**WHAT TO DO:**
Using the listing below, extract each line that has the word "Orchid" in it.

>>>>>

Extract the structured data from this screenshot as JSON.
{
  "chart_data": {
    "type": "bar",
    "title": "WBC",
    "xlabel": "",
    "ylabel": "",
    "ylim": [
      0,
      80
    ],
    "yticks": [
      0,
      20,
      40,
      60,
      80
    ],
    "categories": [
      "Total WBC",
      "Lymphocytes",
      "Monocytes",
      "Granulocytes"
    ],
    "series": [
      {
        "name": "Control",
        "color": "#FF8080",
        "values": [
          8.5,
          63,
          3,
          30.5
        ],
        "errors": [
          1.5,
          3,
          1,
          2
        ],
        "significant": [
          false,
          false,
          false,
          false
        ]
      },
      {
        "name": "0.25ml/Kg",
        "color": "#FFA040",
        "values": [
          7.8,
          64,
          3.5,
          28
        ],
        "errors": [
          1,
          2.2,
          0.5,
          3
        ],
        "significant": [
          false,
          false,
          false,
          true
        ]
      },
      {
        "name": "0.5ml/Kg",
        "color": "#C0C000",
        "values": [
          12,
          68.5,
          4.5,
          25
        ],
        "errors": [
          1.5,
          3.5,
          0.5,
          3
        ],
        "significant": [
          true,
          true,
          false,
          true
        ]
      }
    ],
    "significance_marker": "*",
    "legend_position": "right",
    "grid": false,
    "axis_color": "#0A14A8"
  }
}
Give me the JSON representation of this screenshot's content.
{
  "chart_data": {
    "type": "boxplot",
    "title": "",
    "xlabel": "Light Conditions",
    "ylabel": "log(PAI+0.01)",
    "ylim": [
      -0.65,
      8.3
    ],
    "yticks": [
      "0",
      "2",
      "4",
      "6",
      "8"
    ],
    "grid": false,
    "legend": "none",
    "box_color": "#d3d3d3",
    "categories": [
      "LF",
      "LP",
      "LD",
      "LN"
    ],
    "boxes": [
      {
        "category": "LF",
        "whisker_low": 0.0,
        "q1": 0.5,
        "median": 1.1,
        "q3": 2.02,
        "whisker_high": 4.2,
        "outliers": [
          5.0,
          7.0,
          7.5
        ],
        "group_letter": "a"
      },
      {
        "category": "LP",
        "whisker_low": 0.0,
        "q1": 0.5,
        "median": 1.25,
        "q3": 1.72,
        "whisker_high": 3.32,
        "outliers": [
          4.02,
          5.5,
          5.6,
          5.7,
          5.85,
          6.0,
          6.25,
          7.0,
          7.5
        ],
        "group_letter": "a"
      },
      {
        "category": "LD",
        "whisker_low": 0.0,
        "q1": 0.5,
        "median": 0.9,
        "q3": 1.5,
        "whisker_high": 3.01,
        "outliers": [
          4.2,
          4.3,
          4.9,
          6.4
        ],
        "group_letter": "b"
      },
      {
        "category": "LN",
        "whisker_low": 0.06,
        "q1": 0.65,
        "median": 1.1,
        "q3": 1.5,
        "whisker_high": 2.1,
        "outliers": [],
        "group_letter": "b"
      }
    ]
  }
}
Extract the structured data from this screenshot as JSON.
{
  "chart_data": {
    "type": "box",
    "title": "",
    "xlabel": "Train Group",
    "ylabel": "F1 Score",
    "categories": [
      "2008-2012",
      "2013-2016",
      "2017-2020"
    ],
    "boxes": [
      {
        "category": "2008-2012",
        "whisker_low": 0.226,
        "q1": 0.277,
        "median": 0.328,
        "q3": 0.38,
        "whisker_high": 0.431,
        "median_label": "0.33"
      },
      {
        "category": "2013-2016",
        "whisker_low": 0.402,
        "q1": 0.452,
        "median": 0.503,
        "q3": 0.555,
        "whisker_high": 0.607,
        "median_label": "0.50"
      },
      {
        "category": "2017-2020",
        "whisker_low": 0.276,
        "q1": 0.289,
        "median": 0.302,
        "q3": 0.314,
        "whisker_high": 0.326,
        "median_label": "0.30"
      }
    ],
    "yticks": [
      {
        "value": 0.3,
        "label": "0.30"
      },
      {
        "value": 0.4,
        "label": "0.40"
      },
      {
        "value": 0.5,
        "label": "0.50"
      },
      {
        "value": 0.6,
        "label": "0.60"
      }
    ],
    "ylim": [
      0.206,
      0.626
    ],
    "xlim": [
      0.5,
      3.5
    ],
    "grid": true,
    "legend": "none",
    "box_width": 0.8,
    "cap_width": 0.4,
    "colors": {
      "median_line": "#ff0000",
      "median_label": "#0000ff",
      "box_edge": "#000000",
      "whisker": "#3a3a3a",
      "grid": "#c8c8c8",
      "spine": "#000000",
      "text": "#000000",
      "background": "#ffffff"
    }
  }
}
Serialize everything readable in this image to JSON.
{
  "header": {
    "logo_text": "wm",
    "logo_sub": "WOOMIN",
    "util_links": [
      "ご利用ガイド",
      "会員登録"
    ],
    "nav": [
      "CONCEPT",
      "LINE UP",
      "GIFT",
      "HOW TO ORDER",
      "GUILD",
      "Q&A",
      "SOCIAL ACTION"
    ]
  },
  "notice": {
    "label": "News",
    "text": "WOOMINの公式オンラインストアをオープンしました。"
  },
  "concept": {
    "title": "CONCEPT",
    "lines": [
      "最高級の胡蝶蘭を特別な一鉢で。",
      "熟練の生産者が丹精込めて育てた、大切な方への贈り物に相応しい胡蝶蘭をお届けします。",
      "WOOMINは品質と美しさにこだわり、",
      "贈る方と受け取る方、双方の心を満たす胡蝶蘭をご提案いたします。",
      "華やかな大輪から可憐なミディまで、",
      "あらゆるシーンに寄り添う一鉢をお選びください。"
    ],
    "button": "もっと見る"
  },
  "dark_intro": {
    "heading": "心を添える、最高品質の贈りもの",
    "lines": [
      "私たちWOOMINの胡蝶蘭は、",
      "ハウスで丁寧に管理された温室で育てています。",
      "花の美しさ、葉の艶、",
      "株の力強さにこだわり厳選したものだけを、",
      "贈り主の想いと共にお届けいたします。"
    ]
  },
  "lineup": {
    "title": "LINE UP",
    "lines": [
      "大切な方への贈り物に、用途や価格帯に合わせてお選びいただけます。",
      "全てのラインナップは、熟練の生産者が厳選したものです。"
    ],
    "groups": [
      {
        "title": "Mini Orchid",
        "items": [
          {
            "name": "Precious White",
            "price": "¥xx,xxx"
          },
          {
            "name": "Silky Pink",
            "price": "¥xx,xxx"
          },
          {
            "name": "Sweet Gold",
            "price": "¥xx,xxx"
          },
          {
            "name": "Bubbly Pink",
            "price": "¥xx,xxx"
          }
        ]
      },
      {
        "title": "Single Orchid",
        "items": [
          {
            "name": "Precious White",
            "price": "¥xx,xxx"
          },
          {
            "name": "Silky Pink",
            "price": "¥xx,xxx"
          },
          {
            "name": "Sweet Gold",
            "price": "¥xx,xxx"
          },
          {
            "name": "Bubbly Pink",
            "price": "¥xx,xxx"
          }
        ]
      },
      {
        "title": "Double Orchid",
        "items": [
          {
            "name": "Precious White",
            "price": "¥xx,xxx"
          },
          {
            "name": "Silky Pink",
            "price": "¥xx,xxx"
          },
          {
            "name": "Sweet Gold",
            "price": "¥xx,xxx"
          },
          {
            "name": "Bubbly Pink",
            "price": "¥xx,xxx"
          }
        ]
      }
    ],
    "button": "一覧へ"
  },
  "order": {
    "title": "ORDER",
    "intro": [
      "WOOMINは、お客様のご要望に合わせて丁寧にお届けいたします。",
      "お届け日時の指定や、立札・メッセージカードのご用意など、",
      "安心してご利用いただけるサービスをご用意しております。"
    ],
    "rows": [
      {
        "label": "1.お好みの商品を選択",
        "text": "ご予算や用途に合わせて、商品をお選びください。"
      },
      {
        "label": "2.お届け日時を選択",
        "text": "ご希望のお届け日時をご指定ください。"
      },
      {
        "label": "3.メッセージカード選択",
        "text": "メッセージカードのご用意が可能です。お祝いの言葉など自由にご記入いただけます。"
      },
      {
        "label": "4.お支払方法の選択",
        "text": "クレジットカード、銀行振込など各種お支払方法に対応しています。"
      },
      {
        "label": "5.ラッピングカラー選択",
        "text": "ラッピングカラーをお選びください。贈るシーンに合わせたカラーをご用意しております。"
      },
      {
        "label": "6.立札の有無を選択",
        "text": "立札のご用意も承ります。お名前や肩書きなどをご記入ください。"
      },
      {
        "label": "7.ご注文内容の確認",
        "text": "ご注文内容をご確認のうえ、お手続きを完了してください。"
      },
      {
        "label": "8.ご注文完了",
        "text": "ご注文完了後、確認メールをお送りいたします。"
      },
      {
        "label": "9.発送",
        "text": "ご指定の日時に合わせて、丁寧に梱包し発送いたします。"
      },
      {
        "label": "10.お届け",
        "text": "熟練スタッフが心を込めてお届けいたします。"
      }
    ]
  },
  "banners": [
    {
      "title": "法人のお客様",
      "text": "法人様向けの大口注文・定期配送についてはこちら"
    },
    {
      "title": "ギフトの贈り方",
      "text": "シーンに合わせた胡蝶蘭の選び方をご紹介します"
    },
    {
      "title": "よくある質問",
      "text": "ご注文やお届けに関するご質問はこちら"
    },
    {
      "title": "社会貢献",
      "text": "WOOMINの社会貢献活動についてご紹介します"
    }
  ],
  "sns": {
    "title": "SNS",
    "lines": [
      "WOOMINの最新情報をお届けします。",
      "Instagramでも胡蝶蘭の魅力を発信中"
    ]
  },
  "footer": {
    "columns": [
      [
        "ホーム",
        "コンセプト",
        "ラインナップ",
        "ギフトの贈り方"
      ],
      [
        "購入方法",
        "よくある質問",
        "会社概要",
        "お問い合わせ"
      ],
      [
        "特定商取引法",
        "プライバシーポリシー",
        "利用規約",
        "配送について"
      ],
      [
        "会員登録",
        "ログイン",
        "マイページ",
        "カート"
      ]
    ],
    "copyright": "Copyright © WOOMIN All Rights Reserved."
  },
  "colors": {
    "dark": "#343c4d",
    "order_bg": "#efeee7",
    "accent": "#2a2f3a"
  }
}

<<<<<

**TASK OUTPUT:**
        "title": "Mini Orchid",
        "title": "Single Orchid",
        "title": "Double Orchid",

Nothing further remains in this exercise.